Stored entries
###

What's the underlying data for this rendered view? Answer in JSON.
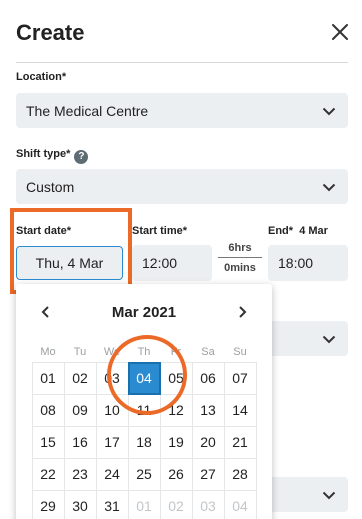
{
  "header": {
    "title": "Create"
  },
  "location": {
    "label": "Location*",
    "value": "The Medical Centre"
  },
  "shift_type": {
    "label": "Shift type*",
    "help": "?",
    "value": "Custom"
  },
  "start_date": {
    "label": "Start date*",
    "value": "Thu, 4 Mar"
  },
  "start_time": {
    "label": "Start time*",
    "value": "12:00"
  },
  "duration": {
    "hours": "6hrs",
    "mins": "0mins"
  },
  "end": {
    "label": "End*",
    "date": "4 Mar",
    "value": "18:00"
  },
  "calendar": {
    "month": "Mar 2021",
    "weekdays": [
      "Mo",
      "Tu",
      "We",
      "Th",
      "Fr",
      "Sa",
      "Su"
    ],
    "days": [
      {
        "d": "01"
      },
      {
        "d": "02"
      },
      {
        "d": "03"
      },
      {
        "d": "04",
        "selected": true
      },
      {
        "d": "05"
      },
      {
        "d": "06"
      },
      {
        "d": "07"
      },
      {
        "d": "08"
      },
      {
        "d": "09"
      },
      {
        "d": "10"
      },
      {
        "d": "11"
      },
      {
        "d": "12"
      },
      {
        "d": "13"
      },
      {
        "d": "14"
      },
      {
        "d": "15"
      },
      {
        "d": "16"
      },
      {
        "d": "17"
      },
      {
        "d": "18"
      },
      {
        "d": "19"
      },
      {
        "d": "20"
      },
      {
        "d": "21"
      },
      {
        "d": "22"
      },
      {
        "d": "23"
      },
      {
        "d": "24"
      },
      {
        "d": "25"
      },
      {
        "d": "26"
      },
      {
        "d": "27"
      },
      {
        "d": "28"
      },
      {
        "d": "29"
      },
      {
        "d": "30"
      },
      {
        "d": "31"
      },
      {
        "d": "01",
        "muted": true
      },
      {
        "d": "02",
        "muted": true
      },
      {
        "d": "03",
        "muted": true
      },
      {
        "d": "04",
        "muted": true
      }
    ]
  },
  "colors": {
    "accent": "#2a8bd0",
    "annotation": "#ec6a27",
    "field_bg": "#eceff1"
  }
}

###

*WORK REQUIRED*
Reproduce the material in full, word for word, and omit the pictures.

*THE ANSWER*
What's the underlying data for this rendered view? Answer in JSON.
{
  "header": {
    "title": "Create"
  },
  "location": {
    "label": "Location*",
    "value": "The Medical Centre"
  },
  "shift_type": {
    "label": "Shift type*",
    "help": "?",
    "value": "Custom"
  },
  "start_date": {
    "label": "Start date*",
    "value": "Thu, 4 Mar"
  },
  "start_time": {
    "label": "Start time*",
    "value": "12:00"
  },
  "duration": {
    "hours": "6hrs",
    "mins": "0mins"
  },
  "end": {
    "label": "End*",
    "date": "4 Mar",
    "value": "18:00"
  },
  "calendar": {
    "month": "Mar 2021",
    "weekdays": [
      "Mo",
      "Tu",
      "We",
      "Th",
      "Fr",
      "Sa",
      "Su"
    ],
    "days": [
      {
        "d": "01"
      },
      {
        "d": "02"
      },
      {
        "d": "03"
      },
      {
        "d": "04",
        "selected": true
      },
      {
        "d": "05"
      },
      {
        "d": "06"
      },
      {
        "d": "07"
      },
      {
        "d": "08"
      },
      {
        "d": "09"
      },
      {
        "d": "10"
      },
      {
        "d": "11"
      },
      {
        "d": "12"
      },
      {
        "d": "13"
      },
      {
        "d": "14"
      },
      {
        "d": "15"
      },
      {
        "d": "16"
      },
      {
        "d": "17"
      },
      {
        "d": "18"
      },
      {
        "d": "19"
      },
      {
        "d": "20"
      },
      {
        "d": "21"
      },
      {
        "d": "22"
      },
      {
        "d": "23"
      },
      {
        "d": "24"
      },
      {
        "d": "25"
      },
      {
        "d": "26"
      },
      {
        "d": "27"
      },
      {
        "d": "28"
      },
      {
        "d": "29"
      },
      {
        "d": "30"
      },
      {
        "d": "31"
      },
      {
        "d": "01",
        "muted": true
      },
      {
        "d": "02",
        "muted": true
      },
      {
        "d": "03",
        "muted": true
      },
      {
        "d": "04",
        "muted": true
      }
    ]
  },
  "colors": {
    "accent": "#2a8bd0",
    "annotation": "#ec6a27",
    "field_bg": "#eceff1"
  }
}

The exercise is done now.